Requirement
Identify the lines containing the word "bosat". Copy each one.

--- begin ---

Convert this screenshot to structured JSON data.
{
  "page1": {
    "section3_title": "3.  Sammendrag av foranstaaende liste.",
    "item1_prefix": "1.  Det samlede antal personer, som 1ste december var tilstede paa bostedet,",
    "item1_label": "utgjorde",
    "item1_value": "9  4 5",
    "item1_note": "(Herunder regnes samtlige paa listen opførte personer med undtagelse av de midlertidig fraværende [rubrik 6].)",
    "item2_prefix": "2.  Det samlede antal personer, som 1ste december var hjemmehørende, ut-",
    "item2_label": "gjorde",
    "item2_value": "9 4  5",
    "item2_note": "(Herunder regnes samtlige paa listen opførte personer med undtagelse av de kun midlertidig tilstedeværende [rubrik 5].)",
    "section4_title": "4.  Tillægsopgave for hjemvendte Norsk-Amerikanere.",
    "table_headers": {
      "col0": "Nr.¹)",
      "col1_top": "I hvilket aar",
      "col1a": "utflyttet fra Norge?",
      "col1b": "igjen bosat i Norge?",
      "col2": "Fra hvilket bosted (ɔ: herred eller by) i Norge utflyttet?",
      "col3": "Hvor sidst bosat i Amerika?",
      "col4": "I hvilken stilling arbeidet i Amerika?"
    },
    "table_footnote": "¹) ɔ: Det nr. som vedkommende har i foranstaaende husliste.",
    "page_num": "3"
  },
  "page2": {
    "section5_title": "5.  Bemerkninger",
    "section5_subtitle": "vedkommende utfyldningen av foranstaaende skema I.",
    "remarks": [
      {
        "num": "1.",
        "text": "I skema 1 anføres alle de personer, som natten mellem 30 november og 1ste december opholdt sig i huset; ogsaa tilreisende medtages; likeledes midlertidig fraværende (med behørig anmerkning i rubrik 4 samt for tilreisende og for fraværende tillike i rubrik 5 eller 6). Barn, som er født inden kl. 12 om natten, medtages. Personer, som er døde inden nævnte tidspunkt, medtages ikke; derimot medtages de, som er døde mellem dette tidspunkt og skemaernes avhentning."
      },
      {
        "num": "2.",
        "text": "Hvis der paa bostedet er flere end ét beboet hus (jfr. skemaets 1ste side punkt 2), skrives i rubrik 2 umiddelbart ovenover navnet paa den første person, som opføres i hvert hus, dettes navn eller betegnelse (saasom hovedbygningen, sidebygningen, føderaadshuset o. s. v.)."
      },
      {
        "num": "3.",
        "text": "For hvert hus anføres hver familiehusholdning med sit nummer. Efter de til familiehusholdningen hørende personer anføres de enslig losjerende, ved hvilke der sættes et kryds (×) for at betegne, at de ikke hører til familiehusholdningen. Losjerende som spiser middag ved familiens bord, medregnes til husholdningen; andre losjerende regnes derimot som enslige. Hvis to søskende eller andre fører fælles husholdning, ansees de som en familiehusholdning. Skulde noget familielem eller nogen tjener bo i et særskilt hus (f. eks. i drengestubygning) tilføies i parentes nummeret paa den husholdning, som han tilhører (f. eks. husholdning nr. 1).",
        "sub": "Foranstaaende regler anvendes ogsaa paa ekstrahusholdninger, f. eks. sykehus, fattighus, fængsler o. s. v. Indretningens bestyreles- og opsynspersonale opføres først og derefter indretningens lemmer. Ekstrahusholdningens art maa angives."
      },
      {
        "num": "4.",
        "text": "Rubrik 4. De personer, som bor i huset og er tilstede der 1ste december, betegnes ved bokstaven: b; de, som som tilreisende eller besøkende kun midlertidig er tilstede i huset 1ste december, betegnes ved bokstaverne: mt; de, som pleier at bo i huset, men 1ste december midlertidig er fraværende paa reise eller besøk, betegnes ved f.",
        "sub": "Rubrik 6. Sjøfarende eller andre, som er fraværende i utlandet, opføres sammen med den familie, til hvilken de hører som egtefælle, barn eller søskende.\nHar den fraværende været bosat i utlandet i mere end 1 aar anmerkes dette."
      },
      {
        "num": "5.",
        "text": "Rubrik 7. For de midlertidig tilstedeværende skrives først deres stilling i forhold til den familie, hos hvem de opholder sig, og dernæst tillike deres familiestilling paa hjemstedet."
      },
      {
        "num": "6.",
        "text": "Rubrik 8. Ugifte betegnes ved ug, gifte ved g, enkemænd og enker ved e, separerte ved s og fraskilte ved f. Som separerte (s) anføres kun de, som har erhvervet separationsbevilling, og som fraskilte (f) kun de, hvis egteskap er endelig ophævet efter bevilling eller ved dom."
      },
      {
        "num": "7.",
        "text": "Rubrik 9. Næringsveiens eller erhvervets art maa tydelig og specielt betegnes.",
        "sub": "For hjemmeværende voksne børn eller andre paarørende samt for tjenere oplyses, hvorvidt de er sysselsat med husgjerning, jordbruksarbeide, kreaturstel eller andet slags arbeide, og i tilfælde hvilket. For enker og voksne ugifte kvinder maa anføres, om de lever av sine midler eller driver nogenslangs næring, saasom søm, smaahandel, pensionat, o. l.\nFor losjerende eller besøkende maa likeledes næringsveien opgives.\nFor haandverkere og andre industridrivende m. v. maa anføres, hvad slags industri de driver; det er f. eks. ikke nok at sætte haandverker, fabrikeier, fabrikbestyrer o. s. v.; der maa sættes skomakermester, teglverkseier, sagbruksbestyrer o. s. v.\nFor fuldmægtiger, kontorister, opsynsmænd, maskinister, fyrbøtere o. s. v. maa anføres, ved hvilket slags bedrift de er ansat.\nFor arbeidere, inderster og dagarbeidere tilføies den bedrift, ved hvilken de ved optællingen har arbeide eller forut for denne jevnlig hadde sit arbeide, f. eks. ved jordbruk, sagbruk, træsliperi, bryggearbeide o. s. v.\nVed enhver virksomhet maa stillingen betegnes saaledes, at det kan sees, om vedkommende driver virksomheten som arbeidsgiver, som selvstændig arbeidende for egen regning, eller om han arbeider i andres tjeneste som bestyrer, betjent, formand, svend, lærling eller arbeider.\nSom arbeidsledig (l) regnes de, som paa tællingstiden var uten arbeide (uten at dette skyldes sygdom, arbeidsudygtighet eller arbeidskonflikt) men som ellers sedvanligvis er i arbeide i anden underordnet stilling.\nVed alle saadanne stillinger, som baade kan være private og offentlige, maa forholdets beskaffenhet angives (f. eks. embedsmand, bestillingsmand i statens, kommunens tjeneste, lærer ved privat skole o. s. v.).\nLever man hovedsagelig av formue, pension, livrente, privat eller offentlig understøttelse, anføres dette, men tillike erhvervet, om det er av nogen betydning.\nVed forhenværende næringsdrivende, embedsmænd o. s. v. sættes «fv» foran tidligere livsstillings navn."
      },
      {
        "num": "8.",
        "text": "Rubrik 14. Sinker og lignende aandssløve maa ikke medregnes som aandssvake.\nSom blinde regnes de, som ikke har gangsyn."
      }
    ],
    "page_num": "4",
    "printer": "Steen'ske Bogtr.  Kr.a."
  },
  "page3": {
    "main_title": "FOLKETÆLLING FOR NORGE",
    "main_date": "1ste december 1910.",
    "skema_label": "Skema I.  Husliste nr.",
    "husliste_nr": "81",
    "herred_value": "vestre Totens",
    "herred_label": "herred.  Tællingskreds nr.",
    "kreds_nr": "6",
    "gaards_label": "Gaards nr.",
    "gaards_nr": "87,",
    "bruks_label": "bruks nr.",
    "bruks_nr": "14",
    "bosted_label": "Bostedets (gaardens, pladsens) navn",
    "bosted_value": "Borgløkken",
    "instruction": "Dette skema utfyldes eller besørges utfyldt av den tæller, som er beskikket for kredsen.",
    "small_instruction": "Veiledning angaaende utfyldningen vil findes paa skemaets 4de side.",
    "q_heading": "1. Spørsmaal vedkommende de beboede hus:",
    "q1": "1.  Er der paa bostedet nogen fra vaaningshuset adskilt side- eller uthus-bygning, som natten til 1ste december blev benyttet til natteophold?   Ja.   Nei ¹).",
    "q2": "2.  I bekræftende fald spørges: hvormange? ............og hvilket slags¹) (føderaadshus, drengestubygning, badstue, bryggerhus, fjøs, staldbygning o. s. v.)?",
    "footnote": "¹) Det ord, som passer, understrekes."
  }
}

--- end ---

Reply
      "col1b": "igjen bosat i Norge?",
      "col3": "Hvor sidst bosat i Amerika?",
        "sub": "Rubrik 6. Sjøfarende eller andre, som er fraværende i utlandet, opføres sammen med den familie, til hvilken de hører som egtefælle, barn eller søskende.\nHar den fraværende været bosat i utlandet i mere end 1 aar anmerkes dette."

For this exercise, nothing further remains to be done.